__YOUR TASK__. Render the data from its first line through the line containing "average-prefix: 平均 [134,474,154,485]", inclusive, as a JSON list of strings with one string per line and no blank lines.

__DATA SUPPLIED__.

——————

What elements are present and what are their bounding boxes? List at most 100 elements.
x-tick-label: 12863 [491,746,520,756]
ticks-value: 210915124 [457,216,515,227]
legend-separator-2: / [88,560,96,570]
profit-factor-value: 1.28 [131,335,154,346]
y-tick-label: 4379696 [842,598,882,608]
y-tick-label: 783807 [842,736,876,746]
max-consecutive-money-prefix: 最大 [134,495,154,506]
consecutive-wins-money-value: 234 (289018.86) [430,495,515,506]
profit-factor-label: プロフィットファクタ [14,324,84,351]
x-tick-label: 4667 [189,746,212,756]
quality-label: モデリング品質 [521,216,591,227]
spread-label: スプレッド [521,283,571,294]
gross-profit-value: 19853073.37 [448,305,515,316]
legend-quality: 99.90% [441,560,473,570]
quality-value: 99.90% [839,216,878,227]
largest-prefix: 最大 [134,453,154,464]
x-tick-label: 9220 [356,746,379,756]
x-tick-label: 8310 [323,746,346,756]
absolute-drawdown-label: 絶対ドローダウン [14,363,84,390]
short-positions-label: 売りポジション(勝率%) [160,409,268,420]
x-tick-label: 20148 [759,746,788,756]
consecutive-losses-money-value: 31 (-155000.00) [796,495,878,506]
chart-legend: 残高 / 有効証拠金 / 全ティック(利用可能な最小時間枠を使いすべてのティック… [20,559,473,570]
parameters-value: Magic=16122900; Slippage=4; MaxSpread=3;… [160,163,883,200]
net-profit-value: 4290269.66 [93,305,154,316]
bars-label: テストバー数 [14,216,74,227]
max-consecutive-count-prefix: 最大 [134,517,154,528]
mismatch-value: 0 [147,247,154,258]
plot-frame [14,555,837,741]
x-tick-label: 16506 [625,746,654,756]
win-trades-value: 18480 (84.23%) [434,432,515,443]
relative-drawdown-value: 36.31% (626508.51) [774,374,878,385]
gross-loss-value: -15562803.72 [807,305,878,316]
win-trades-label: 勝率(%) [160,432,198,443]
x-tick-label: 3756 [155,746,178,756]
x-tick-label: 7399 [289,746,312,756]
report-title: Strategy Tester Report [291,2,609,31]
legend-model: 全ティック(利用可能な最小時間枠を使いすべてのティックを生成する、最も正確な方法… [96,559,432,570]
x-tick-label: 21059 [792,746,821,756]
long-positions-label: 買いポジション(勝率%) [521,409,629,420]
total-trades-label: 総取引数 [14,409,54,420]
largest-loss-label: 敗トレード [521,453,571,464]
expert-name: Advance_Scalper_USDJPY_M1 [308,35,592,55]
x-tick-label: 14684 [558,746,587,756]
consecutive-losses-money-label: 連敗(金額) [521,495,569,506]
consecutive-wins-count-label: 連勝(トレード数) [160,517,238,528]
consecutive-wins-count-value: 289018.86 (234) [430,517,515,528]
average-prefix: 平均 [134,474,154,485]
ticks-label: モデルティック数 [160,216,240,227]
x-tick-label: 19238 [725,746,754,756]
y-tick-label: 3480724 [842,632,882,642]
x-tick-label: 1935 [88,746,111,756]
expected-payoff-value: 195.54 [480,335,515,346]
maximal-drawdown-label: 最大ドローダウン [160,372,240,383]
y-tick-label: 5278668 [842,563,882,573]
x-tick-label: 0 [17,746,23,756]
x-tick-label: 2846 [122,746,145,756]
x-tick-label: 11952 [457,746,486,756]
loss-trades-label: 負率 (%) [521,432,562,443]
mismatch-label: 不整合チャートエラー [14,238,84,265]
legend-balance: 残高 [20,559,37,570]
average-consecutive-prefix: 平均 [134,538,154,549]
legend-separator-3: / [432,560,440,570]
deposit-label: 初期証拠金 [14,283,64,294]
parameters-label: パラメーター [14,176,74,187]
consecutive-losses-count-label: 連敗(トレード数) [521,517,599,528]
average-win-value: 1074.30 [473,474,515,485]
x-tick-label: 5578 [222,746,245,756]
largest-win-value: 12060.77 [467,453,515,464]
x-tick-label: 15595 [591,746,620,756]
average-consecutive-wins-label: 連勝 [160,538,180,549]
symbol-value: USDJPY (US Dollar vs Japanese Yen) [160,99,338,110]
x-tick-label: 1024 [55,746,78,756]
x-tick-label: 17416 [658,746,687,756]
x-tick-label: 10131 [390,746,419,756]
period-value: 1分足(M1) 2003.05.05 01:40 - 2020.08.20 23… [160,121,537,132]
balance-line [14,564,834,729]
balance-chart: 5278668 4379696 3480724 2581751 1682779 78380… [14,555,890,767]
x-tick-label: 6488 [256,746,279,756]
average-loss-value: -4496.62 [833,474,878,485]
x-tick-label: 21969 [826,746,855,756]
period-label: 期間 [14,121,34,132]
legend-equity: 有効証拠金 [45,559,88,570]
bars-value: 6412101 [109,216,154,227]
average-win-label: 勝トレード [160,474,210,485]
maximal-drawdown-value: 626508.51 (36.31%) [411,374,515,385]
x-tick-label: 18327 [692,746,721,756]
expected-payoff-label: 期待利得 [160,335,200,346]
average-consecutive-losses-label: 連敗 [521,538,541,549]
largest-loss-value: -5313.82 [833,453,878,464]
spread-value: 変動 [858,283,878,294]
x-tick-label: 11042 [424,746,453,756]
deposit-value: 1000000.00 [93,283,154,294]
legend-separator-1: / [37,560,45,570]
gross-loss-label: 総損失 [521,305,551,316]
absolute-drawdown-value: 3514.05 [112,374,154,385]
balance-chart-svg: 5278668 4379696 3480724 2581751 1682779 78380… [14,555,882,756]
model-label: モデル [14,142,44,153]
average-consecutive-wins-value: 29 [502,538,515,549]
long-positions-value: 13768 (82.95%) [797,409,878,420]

——————

__THE RESPONSE__.
[
  "What elements are present and what are their bounding boxes? List at most 100 elements.",
  "x-tick-label: 12863 [491,746,520,756]",
  "ticks-value: 210915124 [457,216,515,227]",
  "legend-separator-2: / [88,560,96,570]",
  "profit-factor-value: 1.28 [131,335,154,346]",
  "y-tick-label: 4379696 [842,598,882,608]",
  "y-tick-label: 783807 [842,736,876,746]",
  "max-consecutive-money-prefix: 最大 [134,495,154,506]",
  "consecutive-wins-money-value: 234 (289018.86) [430,495,515,506]",
  "profit-factor-label: プロフィットファクタ [14,324,84,351]",
  "x-tick-label: 4667 [189,746,212,756]",
  "quality-label: モデリング品質 [521,216,591,227]",
  "spread-label: スプレッド [521,283,571,294]",
  "gross-profit-value: 19853073.37 [448,305,515,316]",
  "legend-quality: 99.90% [441,560,473,570]",
  "quality-value: 99.90% [839,216,878,227]",
  "largest-prefix: 最大 [134,453,154,464]",
  "x-tick-label: 9220 [356,746,379,756]",
  "x-tick-label: 8310 [323,746,346,756]",
  "absolute-drawdown-label: 絶対ドローダウン [14,363,84,390]",
  "short-positions-label: 売りポジション(勝率%) [160,409,268,420]",
  "x-tick-label: 20148 [759,746,788,756]",
  "consecutive-losses-money-value: 31 (-155000.00) [796,495,878,506]",
  "chart-legend: 残高 / 有効証拠金 / 全ティック(利用可能な最小時間枠を使いすべてのティック… [20,559,473,570]",
  "parameters-value: Magic=16122900; Slippage=4; MaxSpread=3;… [160,163,883,200]",
  "net-profit-value: 4290269.66 [93,305,154,316]",
  "bars-label: テストバー数 [14,216,74,227]",
  "max-consecutive-count-prefix: 最大 [134,517,154,528]",
  "mismatch-value: 0 [147,247,154,258]",
  "plot-frame [14,555,837,741]",
  "x-tick-label: 16506 [625,746,654,756]",
  "win-trades-value: 18480 (84.23%) [434,432,515,443]",
  "relative-drawdown-value: 36.31% (626508.51) [774,374,878,385]",
  "gross-loss-value: -15562803.72 [807,305,878,316]",
  "win-trades-label: 勝率(%) [160,432,198,443]",
  "x-tick-label: 3756 [155,746,178,756]",
  "x-tick-label: 7399 [289,746,312,756]",
  "report-title: Strategy Tester Report [291,2,609,31]",
  "legend-model: 全ティック(利用可能な最小時間枠を使いすべてのティックを生成する、最も正確な方法… [96,559,432,570]",
  "x-tick-label: 21059 [792,746,821,756]",
  "long-positions-label: 買いポジション(勝率%) [521,409,629,420]",
  "total-trades-label: 総取引数 [14,409,54,420]",
  "largest-loss-label: 敗トレード [521,453,571,464]",
  "expert-name: Advance_Scalper_USDJPY_M1 [308,35,592,55]",
  "x-tick-label: 14684 [558,746,587,756]",
  "consecutive-losses-money-label: 連敗(金額) [521,495,569,506]",
  "consecutive-wins-count-label: 連勝(トレード数) [160,517,238,528]",
  "consecutive-wins-count-value: 289018.86 (234) [430,517,515,528]",
  "average-prefix: 平均 [134,474,154,485]"
]